REQUIRED ACTION: What you return must be the data below, word for word, without any images.

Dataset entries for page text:
=======

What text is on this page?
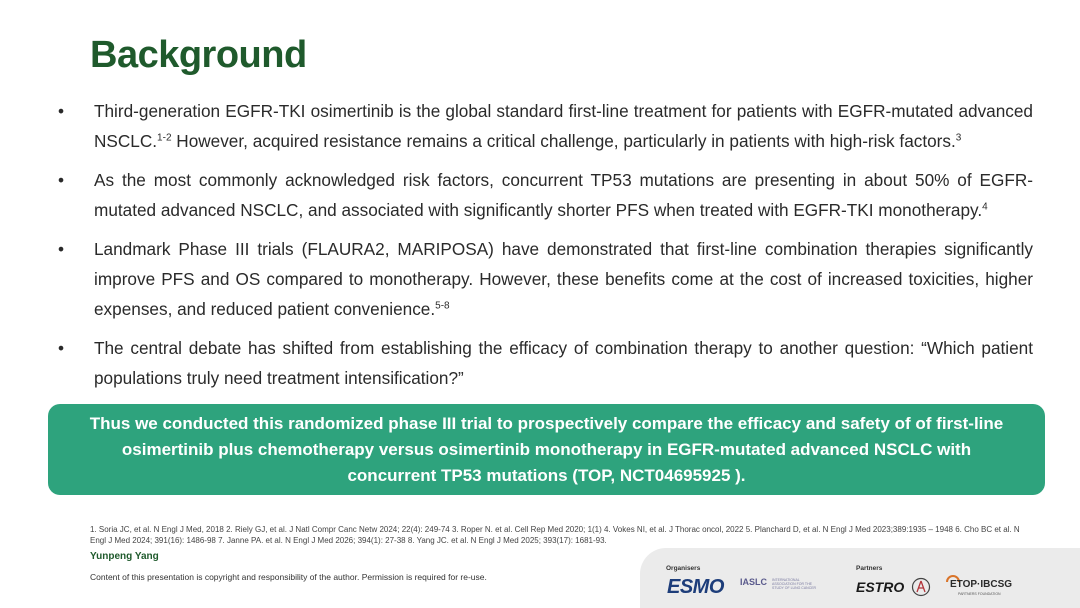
Background
•	Third-generation EGFR-TKI osimertinib is the global standard first-line treatment for patients with EGFR-mutated advanced NSCLC.$^{1-2}$ However, acquired resistance remains a critical challenge, particularly in patients with high-risk factors.$^3$
•	As the most commonly acknowledged risk factors, concurrent TP53 mutations are presenting in about 50% of EGFR-mutated advanced NSCLC, and associated with significantly shorter PFS when treated with EGFR-TKI monotherapy.$^4$
•	Landmark Phase III trials (FLAURA2, MARIPOSA) have demonstrated that first-line combination therapies significantly improve PFS and OS compared to monotherapy. However, these benefits come at the cost of increased toxicities, higher expenses, and reduced patient convenience.$^{5-8}$
•	The central debate has shifted from establishing the efficacy of combination therapy to another question: “Which patient populations truly need treatment intensification?”
Thus we conducted this randomized phase III trial to prospectively compare the efficacy and safety of of first-line osimertinib plus chemotherapy versus osimertinib monotherapy in EGFR-mutated advanced NSCLC with concurrent TP53 mutations (TOP, NCT04695925 ).
1. Soria JC, et al. N Engl J Med, 2018 2. Riely GJ, et al. J Natl Compr Canc Netw 2024; 22(4): 249-74 3. Roper N. et al. Cell Rep Med 2020; 1(1) 4. Vokes NI, et al. J Thorac oncol, 2022 5. Planchard D, et al. N Engl J Med 2023;389:1935 – 1948 6. Cho BC et al. N Engl J Med 2024; 391(16): 1486-98 7. Janne PA. et al. N Engl J Med 2026; 394(1): 27-38 8. Yang JC. et al. N Engl J Med 2025; 393(17): 1681-93.
Yunpeng Yang
Content of this presentation is copyright and responsibility of the author. Permission is required for re-use.
Organisers	Partners
ESMO IASLC INTERNATIONAL ASSOCIATION FOR THE STUDY OF LUNG CANCER	ESTRO	ETOP·IBCSG
PARTNERS FOUNDATION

=======

OUTPUT BELOW:
What text is on this page?
Background
•	Third-generation EGFR-TKI osimertinib is the global standard first-line treatment for patients with EGFR-mutated advanced NSCLC.$^{1-2}$ However, acquired resistance remains a critical challenge, particularly in patients with high-risk factors.$^3$
•	As the most commonly acknowledged risk factors, concurrent TP53 mutations are presenting in about 50% of EGFR-mutated advanced NSCLC, and associated with significantly shorter PFS when treated with EGFR-TKI monotherapy.$^4$
•	Landmark Phase III trials (FLAURA2, MARIPOSA) have demonstrated that first-line combination therapies significantly improve PFS and OS compared to monotherapy. However, these benefits come at the cost of increased toxicities, higher expenses, and reduced patient convenience.$^{5-8}$
•	The central debate has shifted from establishing the efficacy of combination therapy to another question: “Which patient populations truly need treatment intensification?”
Thus we conducted this randomized phase III trial to prospectively compare the efficacy and safety of of first-line osimertinib plus chemotherapy versus osimertinib monotherapy in EGFR-mutated advanced NSCLC with concurrent TP53 mutations (TOP, NCT04695925 ).
1. Soria JC, et al. N Engl J Med, 2018 2. Riely GJ, et al. J Natl Compr Canc Netw 2024; 22(4): 249-74 3. Roper N. et al. Cell Rep Med 2020; 1(1) 4. Vokes NI, et al. J Thorac oncol, 2022 5. Planchard D, et al. N Engl J Med 2023;389:1935 – 1948 6. Cho BC et al. N Engl J Med 2024; 391(16): 1486-98 7. Janne PA. et al. N Engl J Med 2026; 394(1): 27-38 8. Yang JC. et al. N Engl J Med 2025; 393(17): 1681-93.
Yunpeng Yang
Content of this presentation is copyright and responsibility of the author. Permission is required for re-use.
Organisers	Partners
ESMO IASLC INTERNATIONAL ASSOCIATION FOR THE STUDY OF LUNG CANCER	ESTRO	ETOP·IBCSG
PARTNERS FOUNDATION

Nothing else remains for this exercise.